[Stored data]

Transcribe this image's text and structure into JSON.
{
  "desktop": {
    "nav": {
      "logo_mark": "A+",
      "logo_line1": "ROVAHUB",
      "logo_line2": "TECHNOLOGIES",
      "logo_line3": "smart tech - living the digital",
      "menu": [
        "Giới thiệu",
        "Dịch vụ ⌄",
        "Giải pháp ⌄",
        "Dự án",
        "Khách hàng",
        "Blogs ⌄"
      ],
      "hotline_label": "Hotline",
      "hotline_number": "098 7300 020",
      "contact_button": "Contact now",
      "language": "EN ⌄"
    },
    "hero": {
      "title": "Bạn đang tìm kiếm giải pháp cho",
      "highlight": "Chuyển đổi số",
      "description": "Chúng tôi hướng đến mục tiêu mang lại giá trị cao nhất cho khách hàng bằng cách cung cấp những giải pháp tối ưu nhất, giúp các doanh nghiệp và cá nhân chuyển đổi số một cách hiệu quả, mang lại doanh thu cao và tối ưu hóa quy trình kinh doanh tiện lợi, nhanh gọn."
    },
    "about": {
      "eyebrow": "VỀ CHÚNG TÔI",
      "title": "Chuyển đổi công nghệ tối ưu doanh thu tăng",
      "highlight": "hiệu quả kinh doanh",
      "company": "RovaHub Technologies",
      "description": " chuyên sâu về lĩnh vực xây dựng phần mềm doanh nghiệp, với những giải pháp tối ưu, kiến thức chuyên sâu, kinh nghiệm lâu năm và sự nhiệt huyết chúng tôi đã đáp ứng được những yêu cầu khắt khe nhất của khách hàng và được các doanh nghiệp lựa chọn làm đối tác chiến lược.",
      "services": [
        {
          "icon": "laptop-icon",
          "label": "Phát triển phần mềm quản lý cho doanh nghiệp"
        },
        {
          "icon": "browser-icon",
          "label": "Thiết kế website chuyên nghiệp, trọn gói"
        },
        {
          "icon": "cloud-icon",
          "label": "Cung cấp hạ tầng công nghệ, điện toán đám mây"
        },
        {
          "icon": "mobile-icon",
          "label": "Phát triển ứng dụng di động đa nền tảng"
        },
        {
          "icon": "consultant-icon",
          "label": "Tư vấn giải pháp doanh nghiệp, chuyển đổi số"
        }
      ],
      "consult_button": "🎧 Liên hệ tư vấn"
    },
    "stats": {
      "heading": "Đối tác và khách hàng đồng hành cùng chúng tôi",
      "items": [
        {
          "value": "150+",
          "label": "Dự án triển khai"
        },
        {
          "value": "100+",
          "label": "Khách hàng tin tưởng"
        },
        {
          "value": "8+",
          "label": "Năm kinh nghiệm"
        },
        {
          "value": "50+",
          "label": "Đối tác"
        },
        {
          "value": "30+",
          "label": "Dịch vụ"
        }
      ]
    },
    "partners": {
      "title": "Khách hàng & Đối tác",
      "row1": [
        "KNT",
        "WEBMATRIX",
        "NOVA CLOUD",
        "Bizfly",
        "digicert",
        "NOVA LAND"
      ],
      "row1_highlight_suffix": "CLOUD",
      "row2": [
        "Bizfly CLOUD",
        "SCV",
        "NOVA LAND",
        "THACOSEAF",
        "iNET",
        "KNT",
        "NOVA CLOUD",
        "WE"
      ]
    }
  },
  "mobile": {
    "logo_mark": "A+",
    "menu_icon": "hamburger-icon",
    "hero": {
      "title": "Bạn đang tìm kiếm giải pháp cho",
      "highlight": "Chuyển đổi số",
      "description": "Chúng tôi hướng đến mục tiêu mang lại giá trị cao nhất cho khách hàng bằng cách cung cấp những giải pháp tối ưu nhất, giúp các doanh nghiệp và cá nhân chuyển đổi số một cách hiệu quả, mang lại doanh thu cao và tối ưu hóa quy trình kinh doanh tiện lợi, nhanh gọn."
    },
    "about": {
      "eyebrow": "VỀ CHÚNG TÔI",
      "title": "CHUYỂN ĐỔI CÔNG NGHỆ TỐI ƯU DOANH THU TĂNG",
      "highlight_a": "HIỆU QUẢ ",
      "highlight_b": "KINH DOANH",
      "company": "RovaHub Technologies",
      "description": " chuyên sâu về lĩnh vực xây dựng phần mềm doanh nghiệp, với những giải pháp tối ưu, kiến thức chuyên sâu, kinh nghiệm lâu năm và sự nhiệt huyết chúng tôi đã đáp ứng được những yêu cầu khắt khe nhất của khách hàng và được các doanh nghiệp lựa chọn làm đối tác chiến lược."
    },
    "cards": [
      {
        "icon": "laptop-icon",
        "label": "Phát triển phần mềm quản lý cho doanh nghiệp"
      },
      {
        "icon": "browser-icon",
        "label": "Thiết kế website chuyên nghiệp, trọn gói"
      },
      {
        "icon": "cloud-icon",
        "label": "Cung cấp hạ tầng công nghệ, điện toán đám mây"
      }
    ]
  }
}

**PROBLEM STATEMENT**: Transcribe the data. Leave every line exactly as it is.

**ANSWER BELOW**:
Transcribe this image's text and structure into JSON.
{
  "desktop": {
    "nav": {
      "logo_mark": "A+",
      "logo_line1": "ROVAHUB",
      "logo_line2": "TECHNOLOGIES",
      "logo_line3": "smart tech - living the digital",
      "menu": [
        "Giới thiệu",
        "Dịch vụ ⌄",
        "Giải pháp ⌄",
        "Dự án",
        "Khách hàng",
        "Blogs ⌄"
      ],
      "hotline_label": "Hotline",
      "hotline_number": "098 7300 020",
      "contact_button": "Contact now",
      "language": "EN ⌄"
    },
    "hero": {
      "title": "Bạn đang tìm kiếm giải pháp cho",
      "highlight": "Chuyển đổi số",
      "description": "Chúng tôi hướng đến mục tiêu mang lại giá trị cao nhất cho khách hàng bằng cách cung cấp những giải pháp tối ưu nhất, giúp các doanh nghiệp và cá nhân chuyển đổi số một cách hiệu quả, mang lại doanh thu cao và tối ưu hóa quy trình kinh doanh tiện lợi, nhanh gọn."
    },
    "about": {
      "eyebrow": "VỀ CHÚNG TÔI",
      "title": "Chuyển đổi công nghệ tối ưu doanh thu tăng",
      "highlight": "hiệu quả kinh doanh",
      "company": "RovaHub Technologies",
      "description": " chuyên sâu về lĩnh vực xây dựng phần mềm doanh nghiệp, với những giải pháp tối ưu, kiến thức chuyên sâu, kinh nghiệm lâu năm và sự nhiệt huyết chúng tôi đã đáp ứng được những yêu cầu khắt khe nhất của khách hàng và được các doanh nghiệp lựa chọn làm đối tác chiến lược.",
      "services": [
        {
          "icon": "laptop-icon",
          "label": "Phát triển phần mềm quản lý cho doanh nghiệp"
        },
        {
          "icon": "browser-icon",
          "label": "Thiết kế website chuyên nghiệp, trọn gói"
        },
        {
          "icon": "cloud-icon",
          "label": "Cung cấp hạ tầng công nghệ, điện toán đám mây"
        },
        {
          "icon": "mobile-icon",
          "label": "Phát triển ứng dụng di động đa nền tảng"
        },
        {
          "icon": "consultant-icon",
          "label": "Tư vấn giải pháp doanh nghiệp, chuyển đổi số"
        }
      ],
      "consult_button": "🎧 Liên hệ tư vấn"
    },
    "stats": {
      "heading": "Đối tác và khách hàng đồng hành cùng chúng tôi",
      "items": [
        {
          "value": "150+",
          "label": "Dự án triển khai"
        },
        {
          "value": "100+",
          "label": "Khách hàng tin tưởng"
        },
        {
          "value": "8+",
          "label": "Năm kinh nghiệm"
        },
        {
          "value": "50+",
          "label": "Đối tác"
        },
        {
          "value": "30+",
          "label": "Dịch vụ"
        }
      ]
    },
    "partners": {
      "title": "Khách hàng & Đối tác",
      "row1": [
        "KNT",
        "WEBMATRIX",
        "NOVA CLOUD",
        "Bizfly",
        "digicert",
        "NOVA LAND"
      ],
      "row1_highlight_suffix": "CLOUD",
      "row2": [
        "Bizfly CLOUD",
        "SCV",
        "NOVA LAND",
        "THACOSEAF",
        "iNET",
        "KNT",
        "NOVA CLOUD",
        "WE"
      ]
    }
  },
  "mobile": {
    "logo_mark": "A+",
    "menu_icon": "hamburger-icon",
    "hero": {
      "title": "Bạn đang tìm kiếm giải pháp cho",
      "highlight": "Chuyển đổi số",
      "description": "Chúng tôi hướng đến mục tiêu mang lại giá trị cao nhất cho khách hàng bằng cách cung cấp những giải pháp tối ưu nhất, giúp các doanh nghiệp và cá nhân chuyển đổi số một cách hiệu quả, mang lại doanh thu cao và tối ưu hóa quy trình kinh doanh tiện lợi, nhanh gọn."
    },
    "about": {
      "eyebrow": "VỀ CHÚNG TÔI",
      "title": "CHUYỂN ĐỔI CÔNG NGHỆ TỐI ƯU DOANH THU TĂNG",
      "highlight_a": "HIỆU QUẢ ",
      "highlight_b": "KINH DOANH",
      "company": "RovaHub Technologies",
      "description": " chuyên sâu về lĩnh vực xây dựng phần mềm doanh nghiệp, với những giải pháp tối ưu, kiến thức chuyên sâu, kinh nghiệm lâu năm và sự nhiệt huyết chúng tôi đã đáp ứng được những yêu cầu khắt khe nhất của khách hàng và được các doanh nghiệp lựa chọn làm đối tác chiến lược."
    },
    "cards": [
      {
        "icon": "laptop-icon",
        "label": "Phát triển phần mềm quản lý cho doanh nghiệp"
      },
      {
        "icon": "browser-icon",
        "label": "Thiết kế website chuyên nghiệp, trọn gói"
      },
      {
        "icon": "cloud-icon",
        "label": "Cung cấp hạ tầng công nghệ, điện toán đám mây"
      }
    ]
  }
}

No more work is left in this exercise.